Repeat the following lines exactly and nothing else: the line containing "Transcribe this image's" and each line after it through the end of the listing.

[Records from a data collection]
◇ ◇ ◇ ◇ ◇ ◇ ◇

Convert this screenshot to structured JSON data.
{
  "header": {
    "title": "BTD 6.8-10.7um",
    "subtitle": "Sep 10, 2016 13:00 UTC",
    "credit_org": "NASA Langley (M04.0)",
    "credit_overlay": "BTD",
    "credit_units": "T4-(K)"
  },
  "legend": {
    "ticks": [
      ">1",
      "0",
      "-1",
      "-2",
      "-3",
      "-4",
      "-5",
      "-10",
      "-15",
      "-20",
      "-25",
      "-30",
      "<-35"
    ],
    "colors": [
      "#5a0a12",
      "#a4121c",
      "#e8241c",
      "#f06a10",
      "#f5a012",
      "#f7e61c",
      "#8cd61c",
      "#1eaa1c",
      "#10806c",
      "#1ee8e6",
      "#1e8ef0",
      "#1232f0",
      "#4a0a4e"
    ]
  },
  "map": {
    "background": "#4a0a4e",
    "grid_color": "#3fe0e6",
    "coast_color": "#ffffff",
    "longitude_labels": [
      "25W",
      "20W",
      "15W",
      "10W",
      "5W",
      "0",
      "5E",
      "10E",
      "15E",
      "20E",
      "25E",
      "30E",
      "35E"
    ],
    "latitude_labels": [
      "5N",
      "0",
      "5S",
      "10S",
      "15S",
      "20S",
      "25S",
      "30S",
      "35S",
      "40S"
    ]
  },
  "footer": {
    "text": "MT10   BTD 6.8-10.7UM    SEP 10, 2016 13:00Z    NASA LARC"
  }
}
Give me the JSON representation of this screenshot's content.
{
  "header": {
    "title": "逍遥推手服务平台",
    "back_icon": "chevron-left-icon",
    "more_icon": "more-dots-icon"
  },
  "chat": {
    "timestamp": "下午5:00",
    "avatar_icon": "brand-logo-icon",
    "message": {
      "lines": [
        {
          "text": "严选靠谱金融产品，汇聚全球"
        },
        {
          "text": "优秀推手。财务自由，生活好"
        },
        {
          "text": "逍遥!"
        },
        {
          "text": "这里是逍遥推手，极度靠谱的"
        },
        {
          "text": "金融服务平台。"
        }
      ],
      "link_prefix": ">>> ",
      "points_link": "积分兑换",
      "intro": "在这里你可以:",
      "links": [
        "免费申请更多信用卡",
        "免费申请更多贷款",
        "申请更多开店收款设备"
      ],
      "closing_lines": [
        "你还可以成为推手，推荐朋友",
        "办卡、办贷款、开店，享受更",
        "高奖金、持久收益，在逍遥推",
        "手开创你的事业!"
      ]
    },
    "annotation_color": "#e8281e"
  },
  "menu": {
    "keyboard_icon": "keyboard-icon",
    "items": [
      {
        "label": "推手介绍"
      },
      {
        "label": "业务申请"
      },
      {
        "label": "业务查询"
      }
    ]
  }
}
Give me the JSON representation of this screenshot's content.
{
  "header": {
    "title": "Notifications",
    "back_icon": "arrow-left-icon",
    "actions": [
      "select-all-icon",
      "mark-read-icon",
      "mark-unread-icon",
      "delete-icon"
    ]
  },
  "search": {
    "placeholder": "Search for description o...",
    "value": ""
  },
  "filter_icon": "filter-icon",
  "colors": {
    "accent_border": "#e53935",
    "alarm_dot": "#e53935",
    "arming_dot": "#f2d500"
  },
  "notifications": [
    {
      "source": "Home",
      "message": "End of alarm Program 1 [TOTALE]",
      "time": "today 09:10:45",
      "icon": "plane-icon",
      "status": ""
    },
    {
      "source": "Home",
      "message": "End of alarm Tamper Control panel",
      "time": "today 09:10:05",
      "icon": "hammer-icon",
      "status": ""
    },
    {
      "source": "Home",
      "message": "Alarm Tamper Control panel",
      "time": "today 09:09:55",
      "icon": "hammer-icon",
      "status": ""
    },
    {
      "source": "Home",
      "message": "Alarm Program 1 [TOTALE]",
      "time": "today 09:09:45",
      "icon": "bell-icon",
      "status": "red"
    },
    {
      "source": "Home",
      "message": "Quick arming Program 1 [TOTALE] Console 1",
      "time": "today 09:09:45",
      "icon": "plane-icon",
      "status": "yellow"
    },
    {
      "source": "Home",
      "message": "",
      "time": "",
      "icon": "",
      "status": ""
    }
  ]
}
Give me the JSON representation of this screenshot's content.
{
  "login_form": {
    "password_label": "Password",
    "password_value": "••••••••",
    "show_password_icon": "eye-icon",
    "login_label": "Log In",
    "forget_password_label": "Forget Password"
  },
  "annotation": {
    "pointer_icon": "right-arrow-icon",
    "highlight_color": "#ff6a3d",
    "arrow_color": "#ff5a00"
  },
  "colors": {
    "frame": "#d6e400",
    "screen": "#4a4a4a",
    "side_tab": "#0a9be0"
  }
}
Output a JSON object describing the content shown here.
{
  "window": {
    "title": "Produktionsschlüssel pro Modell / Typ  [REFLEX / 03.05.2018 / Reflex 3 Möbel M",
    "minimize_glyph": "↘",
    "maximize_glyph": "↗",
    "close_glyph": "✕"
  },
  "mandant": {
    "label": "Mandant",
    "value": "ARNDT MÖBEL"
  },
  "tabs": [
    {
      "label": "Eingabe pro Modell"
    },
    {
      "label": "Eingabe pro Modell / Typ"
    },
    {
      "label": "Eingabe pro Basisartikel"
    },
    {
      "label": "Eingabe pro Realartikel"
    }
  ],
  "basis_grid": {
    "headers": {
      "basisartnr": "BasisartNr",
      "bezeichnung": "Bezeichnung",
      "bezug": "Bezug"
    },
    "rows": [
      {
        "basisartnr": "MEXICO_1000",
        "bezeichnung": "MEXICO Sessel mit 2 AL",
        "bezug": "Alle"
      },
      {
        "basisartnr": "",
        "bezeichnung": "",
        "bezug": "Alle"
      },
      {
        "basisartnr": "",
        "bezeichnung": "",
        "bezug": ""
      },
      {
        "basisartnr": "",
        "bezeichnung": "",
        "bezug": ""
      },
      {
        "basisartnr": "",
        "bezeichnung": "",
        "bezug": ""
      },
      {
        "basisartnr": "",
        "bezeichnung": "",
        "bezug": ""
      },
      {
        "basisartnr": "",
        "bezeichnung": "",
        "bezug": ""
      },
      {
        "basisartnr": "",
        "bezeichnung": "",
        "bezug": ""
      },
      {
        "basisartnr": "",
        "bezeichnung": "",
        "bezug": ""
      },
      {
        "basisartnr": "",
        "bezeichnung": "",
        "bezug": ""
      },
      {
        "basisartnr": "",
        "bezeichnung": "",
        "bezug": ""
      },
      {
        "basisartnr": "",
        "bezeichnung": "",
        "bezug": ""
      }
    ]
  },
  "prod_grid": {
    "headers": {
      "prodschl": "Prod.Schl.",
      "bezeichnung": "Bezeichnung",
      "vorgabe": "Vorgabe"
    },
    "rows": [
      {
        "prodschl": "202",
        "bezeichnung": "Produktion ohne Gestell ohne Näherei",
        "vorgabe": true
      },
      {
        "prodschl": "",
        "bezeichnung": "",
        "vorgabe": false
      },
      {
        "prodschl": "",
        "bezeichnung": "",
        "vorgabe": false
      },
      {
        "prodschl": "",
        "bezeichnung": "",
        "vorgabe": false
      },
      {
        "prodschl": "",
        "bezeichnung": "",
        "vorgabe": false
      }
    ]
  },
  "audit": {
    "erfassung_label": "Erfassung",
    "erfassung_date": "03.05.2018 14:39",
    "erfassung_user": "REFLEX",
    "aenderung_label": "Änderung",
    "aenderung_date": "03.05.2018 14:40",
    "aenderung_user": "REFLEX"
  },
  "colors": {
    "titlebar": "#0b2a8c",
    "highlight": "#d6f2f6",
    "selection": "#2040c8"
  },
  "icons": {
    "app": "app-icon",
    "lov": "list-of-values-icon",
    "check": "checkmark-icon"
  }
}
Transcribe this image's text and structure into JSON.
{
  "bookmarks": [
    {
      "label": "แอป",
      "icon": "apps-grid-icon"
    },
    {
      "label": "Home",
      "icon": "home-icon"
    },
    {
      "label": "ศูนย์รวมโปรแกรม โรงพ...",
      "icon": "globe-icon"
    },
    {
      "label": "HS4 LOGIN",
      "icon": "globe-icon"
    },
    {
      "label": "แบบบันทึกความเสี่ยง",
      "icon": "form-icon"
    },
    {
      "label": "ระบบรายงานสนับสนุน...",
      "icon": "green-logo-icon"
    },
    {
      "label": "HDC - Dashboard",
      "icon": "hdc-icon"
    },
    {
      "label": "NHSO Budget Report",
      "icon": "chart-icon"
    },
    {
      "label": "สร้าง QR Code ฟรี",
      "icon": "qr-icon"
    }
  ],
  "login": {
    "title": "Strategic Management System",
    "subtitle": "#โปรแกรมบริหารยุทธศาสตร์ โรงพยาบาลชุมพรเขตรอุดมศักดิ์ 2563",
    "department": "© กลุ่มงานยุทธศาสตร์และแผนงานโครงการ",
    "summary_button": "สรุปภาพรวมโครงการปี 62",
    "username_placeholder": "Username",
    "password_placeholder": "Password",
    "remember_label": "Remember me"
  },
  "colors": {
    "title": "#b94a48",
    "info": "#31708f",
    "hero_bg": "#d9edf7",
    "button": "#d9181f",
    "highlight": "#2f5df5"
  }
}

◇ ◇ ◇ ◇ ◇ ◇ ◇

**Solution to the exercise**
Transcribe this image's text and structure into JSON.
{
  "bookmarks": [
    {
      "label": "แอป",
      "icon": "apps-grid-icon"
    },
    {
      "label": "Home",
      "icon": "home-icon"
    },
    {
      "label": "ศูนย์รวมโปรแกรม โรงพ...",
      "icon": "globe-icon"
    },
    {
      "label": "HS4 LOGIN",
      "icon": "globe-icon"
    },
    {
      "label": "แบบบันทึกความเสี่ยง",
      "icon": "form-icon"
    },
    {
      "label": "ระบบรายงานสนับสนุน...",
      "icon": "green-logo-icon"
    },
    {
      "label": "HDC - Dashboard",
      "icon": "hdc-icon"
    },
    {
      "label": "NHSO Budget Report",
      "icon": "chart-icon"
    },
    {
      "label": "สร้าง QR Code ฟรี",
      "icon": "qr-icon"
    }
  ],
  "login": {
    "title": "Strategic Management System",
    "subtitle": "#โปรแกรมบริหารยุทธศาสตร์ โรงพยาบาลชุมพรเขตรอุดมศักดิ์ 2563",
    "department": "© กลุ่มงานยุทธศาสตร์และแผนงานโครงการ",
    "summary_button": "สรุปภาพรวมโครงการปี 62",
    "username_placeholder": "Username",
    "password_placeholder": "Password",
    "remember_label": "Remember me"
  },
  "colors": {
    "title": "#b94a48",
    "info": "#31708f",
    "hero_bg": "#d9edf7",
    "button": "#d9181f",
    "highlight": "#2f5df5"
  }
}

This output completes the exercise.